**Exercise goal:**
Extract and repeat exactly the lines running from the start of the data down to the line that contains "data-point: [676, 591, 688, 603]", including both ends.
** begin Supplied material **
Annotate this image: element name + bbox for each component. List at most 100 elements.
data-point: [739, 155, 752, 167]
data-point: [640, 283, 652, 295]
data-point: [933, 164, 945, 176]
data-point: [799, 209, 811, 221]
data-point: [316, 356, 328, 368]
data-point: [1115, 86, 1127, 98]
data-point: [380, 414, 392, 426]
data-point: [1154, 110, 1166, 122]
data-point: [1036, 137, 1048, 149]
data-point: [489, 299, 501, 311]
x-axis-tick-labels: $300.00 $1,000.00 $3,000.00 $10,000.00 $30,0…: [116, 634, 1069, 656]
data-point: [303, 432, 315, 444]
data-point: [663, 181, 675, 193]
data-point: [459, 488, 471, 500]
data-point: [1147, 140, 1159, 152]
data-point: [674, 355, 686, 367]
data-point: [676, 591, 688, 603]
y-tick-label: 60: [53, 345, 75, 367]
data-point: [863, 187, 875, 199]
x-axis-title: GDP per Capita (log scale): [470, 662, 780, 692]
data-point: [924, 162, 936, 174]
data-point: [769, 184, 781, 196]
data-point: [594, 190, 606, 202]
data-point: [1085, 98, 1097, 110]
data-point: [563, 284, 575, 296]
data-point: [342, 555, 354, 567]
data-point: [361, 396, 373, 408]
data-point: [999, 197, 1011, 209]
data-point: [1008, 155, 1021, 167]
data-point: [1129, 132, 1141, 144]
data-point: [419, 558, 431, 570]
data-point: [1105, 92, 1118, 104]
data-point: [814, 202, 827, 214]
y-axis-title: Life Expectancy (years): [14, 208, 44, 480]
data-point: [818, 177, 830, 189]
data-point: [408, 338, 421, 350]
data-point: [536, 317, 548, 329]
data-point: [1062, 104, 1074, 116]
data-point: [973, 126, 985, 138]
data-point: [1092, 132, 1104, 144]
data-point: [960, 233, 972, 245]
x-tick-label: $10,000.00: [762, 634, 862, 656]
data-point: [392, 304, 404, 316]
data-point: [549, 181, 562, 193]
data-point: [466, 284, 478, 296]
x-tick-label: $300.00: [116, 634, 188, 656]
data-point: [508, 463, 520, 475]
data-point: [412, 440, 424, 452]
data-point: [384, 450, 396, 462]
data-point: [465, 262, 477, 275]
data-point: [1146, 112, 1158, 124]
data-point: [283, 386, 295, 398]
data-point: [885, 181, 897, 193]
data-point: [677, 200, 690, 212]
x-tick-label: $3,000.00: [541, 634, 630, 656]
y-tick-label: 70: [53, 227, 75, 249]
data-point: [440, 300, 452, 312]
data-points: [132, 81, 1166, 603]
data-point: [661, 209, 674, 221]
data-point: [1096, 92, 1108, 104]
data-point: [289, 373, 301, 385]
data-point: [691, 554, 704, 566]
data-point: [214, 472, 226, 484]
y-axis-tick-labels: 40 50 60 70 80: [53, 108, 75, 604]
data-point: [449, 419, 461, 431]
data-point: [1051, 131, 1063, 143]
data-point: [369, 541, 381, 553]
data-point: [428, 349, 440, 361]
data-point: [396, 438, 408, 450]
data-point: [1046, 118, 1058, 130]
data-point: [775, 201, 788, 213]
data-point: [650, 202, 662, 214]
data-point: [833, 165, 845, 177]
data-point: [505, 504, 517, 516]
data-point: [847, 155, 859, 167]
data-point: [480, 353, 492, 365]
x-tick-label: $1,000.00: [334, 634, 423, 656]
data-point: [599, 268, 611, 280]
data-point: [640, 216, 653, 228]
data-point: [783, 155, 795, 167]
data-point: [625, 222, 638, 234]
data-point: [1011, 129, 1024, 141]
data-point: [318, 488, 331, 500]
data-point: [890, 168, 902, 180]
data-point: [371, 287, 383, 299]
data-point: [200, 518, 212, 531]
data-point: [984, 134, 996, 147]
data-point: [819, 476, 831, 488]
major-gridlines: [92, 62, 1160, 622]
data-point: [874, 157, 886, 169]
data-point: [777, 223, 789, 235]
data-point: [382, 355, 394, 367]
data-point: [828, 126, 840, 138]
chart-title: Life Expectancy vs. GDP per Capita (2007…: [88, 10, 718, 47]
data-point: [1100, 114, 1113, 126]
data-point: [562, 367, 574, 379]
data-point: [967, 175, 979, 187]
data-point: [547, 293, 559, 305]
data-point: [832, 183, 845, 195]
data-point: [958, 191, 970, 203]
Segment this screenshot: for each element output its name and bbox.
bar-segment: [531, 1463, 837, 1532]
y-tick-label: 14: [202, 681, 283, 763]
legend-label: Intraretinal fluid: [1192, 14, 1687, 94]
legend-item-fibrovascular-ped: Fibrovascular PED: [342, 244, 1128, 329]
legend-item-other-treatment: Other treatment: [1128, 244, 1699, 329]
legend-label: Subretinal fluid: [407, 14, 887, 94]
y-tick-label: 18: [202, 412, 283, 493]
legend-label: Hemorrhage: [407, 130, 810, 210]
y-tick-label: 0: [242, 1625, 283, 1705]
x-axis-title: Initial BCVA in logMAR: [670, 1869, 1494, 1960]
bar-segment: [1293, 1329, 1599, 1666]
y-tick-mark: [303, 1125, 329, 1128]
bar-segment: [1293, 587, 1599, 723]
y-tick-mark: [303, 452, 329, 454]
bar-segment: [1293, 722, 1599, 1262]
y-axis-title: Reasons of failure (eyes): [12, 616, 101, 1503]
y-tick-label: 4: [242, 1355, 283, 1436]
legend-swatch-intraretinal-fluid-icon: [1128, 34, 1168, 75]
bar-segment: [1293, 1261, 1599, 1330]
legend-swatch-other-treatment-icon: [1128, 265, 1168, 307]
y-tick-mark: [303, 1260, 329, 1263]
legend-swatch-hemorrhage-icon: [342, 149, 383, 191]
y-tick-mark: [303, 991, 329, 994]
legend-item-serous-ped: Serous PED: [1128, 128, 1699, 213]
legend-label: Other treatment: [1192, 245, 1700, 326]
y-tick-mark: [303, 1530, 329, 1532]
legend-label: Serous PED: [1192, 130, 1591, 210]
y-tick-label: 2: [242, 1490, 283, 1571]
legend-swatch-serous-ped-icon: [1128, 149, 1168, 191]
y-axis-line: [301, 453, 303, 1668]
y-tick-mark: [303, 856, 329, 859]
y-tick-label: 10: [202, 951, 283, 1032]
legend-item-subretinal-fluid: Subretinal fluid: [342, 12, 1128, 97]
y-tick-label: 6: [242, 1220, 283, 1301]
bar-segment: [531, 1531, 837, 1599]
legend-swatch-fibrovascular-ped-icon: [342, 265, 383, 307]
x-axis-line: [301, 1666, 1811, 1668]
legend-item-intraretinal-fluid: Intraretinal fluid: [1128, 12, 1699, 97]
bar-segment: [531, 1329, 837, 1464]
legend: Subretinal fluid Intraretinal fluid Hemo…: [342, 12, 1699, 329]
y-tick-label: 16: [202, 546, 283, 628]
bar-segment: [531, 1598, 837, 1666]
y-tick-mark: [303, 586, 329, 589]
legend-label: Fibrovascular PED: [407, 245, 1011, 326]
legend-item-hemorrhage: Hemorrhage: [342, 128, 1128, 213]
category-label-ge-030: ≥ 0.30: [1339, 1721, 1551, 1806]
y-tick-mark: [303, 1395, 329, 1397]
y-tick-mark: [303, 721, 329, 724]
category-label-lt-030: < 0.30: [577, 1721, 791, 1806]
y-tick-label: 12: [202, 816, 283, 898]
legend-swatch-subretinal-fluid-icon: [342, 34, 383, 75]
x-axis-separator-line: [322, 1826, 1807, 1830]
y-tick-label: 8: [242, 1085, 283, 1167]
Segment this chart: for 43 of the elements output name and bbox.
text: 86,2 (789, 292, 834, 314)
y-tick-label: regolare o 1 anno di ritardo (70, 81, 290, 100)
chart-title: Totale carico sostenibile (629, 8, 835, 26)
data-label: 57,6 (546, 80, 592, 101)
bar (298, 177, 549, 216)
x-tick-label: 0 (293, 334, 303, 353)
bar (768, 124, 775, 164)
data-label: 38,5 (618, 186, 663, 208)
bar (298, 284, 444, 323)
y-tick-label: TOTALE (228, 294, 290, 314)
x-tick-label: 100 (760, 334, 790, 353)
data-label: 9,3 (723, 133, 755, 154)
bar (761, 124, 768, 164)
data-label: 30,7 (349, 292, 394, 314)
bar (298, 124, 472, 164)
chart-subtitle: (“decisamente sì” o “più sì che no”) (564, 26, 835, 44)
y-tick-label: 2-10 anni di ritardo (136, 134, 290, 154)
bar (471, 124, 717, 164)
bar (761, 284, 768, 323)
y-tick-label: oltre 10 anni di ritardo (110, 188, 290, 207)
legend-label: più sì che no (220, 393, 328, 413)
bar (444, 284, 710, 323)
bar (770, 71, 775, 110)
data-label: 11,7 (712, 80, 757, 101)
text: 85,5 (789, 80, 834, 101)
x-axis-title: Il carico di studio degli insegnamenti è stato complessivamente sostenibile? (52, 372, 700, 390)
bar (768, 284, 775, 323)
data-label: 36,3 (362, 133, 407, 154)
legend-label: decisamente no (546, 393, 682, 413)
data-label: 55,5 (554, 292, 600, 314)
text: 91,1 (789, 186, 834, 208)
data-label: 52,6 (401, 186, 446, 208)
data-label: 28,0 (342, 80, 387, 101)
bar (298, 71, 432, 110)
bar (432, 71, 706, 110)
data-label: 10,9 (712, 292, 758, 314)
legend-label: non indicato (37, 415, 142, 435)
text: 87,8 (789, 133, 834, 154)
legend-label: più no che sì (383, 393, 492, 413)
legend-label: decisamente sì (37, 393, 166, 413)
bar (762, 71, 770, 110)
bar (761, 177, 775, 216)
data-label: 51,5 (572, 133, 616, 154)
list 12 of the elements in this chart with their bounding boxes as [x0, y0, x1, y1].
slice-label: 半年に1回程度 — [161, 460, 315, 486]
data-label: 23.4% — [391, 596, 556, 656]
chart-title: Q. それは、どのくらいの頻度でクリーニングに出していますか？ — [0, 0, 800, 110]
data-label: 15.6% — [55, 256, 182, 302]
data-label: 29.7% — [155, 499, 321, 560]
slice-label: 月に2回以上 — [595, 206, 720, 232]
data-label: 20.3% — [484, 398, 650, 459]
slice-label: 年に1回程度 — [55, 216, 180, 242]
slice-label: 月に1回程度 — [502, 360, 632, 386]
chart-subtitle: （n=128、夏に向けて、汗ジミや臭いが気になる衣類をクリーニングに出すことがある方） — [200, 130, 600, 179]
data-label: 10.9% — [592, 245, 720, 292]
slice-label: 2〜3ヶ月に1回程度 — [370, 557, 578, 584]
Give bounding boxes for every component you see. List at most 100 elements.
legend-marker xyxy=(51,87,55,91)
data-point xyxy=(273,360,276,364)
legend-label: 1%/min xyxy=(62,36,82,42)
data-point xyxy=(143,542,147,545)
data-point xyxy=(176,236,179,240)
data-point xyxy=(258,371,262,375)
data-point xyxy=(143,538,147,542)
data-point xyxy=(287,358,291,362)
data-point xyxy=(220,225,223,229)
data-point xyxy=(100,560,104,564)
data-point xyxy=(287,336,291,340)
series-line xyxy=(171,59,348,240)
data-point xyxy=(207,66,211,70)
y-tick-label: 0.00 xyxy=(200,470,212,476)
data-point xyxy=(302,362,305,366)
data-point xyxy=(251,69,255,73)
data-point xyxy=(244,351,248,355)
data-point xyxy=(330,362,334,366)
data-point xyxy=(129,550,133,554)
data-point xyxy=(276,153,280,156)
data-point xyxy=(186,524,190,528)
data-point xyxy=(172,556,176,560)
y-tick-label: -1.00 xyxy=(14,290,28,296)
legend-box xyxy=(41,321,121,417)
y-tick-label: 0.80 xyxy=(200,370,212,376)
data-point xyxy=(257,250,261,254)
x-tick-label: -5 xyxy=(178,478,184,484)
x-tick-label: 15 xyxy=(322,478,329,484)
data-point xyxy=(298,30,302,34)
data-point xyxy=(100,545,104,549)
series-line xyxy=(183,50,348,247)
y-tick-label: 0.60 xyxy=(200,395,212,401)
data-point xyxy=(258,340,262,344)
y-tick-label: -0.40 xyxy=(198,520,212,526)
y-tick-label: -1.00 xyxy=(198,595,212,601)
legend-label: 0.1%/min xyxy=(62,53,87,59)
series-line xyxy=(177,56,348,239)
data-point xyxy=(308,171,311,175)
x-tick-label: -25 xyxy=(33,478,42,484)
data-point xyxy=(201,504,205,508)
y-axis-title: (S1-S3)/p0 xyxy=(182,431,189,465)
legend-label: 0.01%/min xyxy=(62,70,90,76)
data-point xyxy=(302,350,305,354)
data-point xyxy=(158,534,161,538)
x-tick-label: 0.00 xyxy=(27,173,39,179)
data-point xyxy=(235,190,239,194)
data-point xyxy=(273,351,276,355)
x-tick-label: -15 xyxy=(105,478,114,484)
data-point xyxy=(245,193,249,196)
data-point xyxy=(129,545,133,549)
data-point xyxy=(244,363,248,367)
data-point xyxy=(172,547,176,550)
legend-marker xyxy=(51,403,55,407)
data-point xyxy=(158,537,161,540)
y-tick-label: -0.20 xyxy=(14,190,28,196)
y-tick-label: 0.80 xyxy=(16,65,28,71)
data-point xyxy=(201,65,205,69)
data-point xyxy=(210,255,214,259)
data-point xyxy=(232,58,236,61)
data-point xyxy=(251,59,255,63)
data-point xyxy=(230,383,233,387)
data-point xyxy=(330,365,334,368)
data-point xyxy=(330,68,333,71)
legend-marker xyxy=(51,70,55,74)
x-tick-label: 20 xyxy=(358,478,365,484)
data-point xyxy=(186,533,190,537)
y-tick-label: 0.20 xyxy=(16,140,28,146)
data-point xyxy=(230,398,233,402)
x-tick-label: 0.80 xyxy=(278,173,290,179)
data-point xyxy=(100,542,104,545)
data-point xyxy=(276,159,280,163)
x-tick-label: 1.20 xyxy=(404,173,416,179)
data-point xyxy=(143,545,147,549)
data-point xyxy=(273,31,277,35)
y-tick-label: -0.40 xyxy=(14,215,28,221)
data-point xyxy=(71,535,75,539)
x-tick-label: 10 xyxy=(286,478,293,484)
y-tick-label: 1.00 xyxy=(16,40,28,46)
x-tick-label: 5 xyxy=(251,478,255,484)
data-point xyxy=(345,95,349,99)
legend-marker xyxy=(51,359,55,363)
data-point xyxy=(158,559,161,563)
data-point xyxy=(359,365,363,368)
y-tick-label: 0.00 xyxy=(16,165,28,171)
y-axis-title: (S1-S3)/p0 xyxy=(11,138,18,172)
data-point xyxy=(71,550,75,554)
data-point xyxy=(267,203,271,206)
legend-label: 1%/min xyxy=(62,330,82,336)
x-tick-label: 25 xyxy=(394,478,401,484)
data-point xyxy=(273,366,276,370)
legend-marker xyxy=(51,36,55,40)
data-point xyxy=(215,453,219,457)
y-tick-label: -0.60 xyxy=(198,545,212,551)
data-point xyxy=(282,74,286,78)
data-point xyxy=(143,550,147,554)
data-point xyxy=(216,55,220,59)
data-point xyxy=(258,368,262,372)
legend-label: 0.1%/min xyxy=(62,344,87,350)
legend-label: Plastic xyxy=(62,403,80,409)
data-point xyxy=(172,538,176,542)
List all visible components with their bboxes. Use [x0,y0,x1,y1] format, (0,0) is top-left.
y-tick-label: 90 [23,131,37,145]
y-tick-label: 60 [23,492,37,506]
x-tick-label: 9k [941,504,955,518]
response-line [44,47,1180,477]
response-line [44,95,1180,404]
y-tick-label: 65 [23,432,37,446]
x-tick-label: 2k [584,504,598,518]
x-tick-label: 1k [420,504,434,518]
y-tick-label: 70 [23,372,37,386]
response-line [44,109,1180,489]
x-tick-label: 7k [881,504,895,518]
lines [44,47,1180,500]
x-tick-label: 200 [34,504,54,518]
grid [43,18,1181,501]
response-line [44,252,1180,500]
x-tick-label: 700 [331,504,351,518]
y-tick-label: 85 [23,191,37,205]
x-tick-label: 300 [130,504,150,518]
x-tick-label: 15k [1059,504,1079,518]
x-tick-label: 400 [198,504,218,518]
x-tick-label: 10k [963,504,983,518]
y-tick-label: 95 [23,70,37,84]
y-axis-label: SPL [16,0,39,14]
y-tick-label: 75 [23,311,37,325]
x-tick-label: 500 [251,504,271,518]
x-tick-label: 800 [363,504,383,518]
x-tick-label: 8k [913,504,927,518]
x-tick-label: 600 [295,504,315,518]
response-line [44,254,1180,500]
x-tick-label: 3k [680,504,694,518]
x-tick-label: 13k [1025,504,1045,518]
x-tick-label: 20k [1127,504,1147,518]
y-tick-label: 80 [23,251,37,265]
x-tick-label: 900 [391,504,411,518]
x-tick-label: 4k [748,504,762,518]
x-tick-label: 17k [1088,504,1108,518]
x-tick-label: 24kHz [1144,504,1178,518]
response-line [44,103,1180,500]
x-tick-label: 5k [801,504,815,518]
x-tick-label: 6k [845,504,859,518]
** end Supplied material **
**Solution below:**
Annotate this image: element name + bbox for each component. List at most 100 elements.
data-point: [739, 155, 752, 167]
data-point: [640, 283, 652, 295]
data-point: [933, 164, 945, 176]
data-point: [799, 209, 811, 221]
data-point: [316, 356, 328, 368]
data-point: [1115, 86, 1127, 98]
data-point: [380, 414, 392, 426]
data-point: [1154, 110, 1166, 122]
data-point: [1036, 137, 1048, 149]
data-point: [489, 299, 501, 311]
x-axis-tick-labels: $300.00 $1,000.00 $3,000.00 $10,000.00 $30,0…: [116, 634, 1069, 656]
data-point: [303, 432, 315, 444]
data-point: [663, 181, 675, 193]
data-point: [459, 488, 471, 500]
data-point: [1147, 140, 1159, 152]
data-point: [674, 355, 686, 367]
data-point: [676, 591, 688, 603]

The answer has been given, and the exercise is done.